## Begin DATASET EXTRACT

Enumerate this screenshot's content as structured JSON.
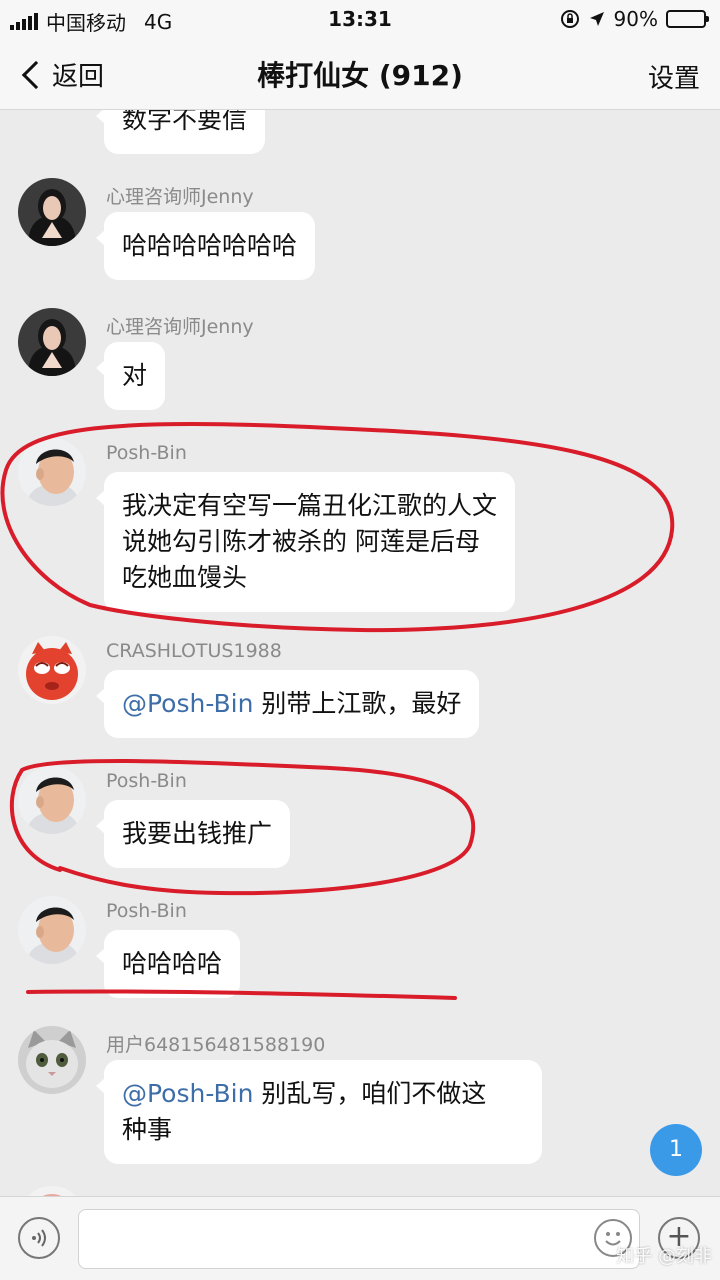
{
  "status_bar": {
    "carrier": "中国移动",
    "network": "4G",
    "time": "13:31",
    "battery_percent": "90%",
    "battery_level": 0.9
  },
  "nav": {
    "back_label": "返回",
    "title": "棒打仙女 (912)",
    "settings_label": "设置"
  },
  "messages": [
    {
      "sender": "",
      "text": "数字不要信"
    },
    {
      "sender": "心理咨询师Jenny",
      "text": "哈哈哈哈哈哈哈"
    },
    {
      "sender": "心理咨询师Jenny",
      "text": "对"
    },
    {
      "sender": "Posh-Bin",
      "lines": [
        "我决定有空写一篇丑化江歌的人文",
        "说她勾引陈才被杀的 阿莲是后母",
        "吃她血馒头"
      ]
    },
    {
      "sender": "CRASHLOTUS1988",
      "mention": "@Posh-Bin",
      "text": " 别带上江歌，最好"
    },
    {
      "sender": "Posh-Bin",
      "text": "我要出钱推广"
    },
    {
      "sender": "Posh-Bin",
      "text": "哈哈哈哈"
    },
    {
      "sender": "用户648156481588190",
      "mention": "@Posh-Bin",
      "text": " 别乱写，咱们不做这",
      "text2": "种事"
    }
  ],
  "unread_badge": "1",
  "watermark": "知乎 @刻非",
  "colors": {
    "background": "#ebebeb",
    "bubble": "#ffffff",
    "mention": "#3e6ea8",
    "annotation_red": "#d91c2a",
    "badge": "#3a9ae8"
  }
}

## End DATASET EXTRACT

Write out the whole listing again, exactly, with no pictures.

== SOLVED PROBLEM ==
Enumerate this screenshot's content as structured JSON.
{
  "status_bar": {
    "carrier": "中国移动",
    "network": "4G",
    "time": "13:31",
    "battery_percent": "90%",
    "battery_level": 0.9
  },
  "nav": {
    "back_label": "返回",
    "title": "棒打仙女 (912)",
    "settings_label": "设置"
  },
  "messages": [
    {
      "sender": "",
      "text": "数字不要信"
    },
    {
      "sender": "心理咨询师Jenny",
      "text": "哈哈哈哈哈哈哈"
    },
    {
      "sender": "心理咨询师Jenny",
      "text": "对"
    },
    {
      "sender": "Posh-Bin",
      "lines": [
        "我决定有空写一篇丑化江歌的人文",
        "说她勾引陈才被杀的 阿莲是后母",
        "吃她血馒头"
      ]
    },
    {
      "sender": "CRASHLOTUS1988",
      "mention": "@Posh-Bin",
      "text": " 别带上江歌，最好"
    },
    {
      "sender": "Posh-Bin",
      "text": "我要出钱推广"
    },
    {
      "sender": "Posh-Bin",
      "text": "哈哈哈哈"
    },
    {
      "sender": "用户648156481588190",
      "mention": "@Posh-Bin",
      "text": " 别乱写，咱们不做这",
      "text2": "种事"
    }
  ],
  "unread_badge": "1",
  "watermark": "知乎 @刻非",
  "colors": {
    "background": "#ebebeb",
    "bubble": "#ffffff",
    "mention": "#3e6ea8",
    "annotation_red": "#d91c2a",
    "badge": "#3a9ae8"
  }
}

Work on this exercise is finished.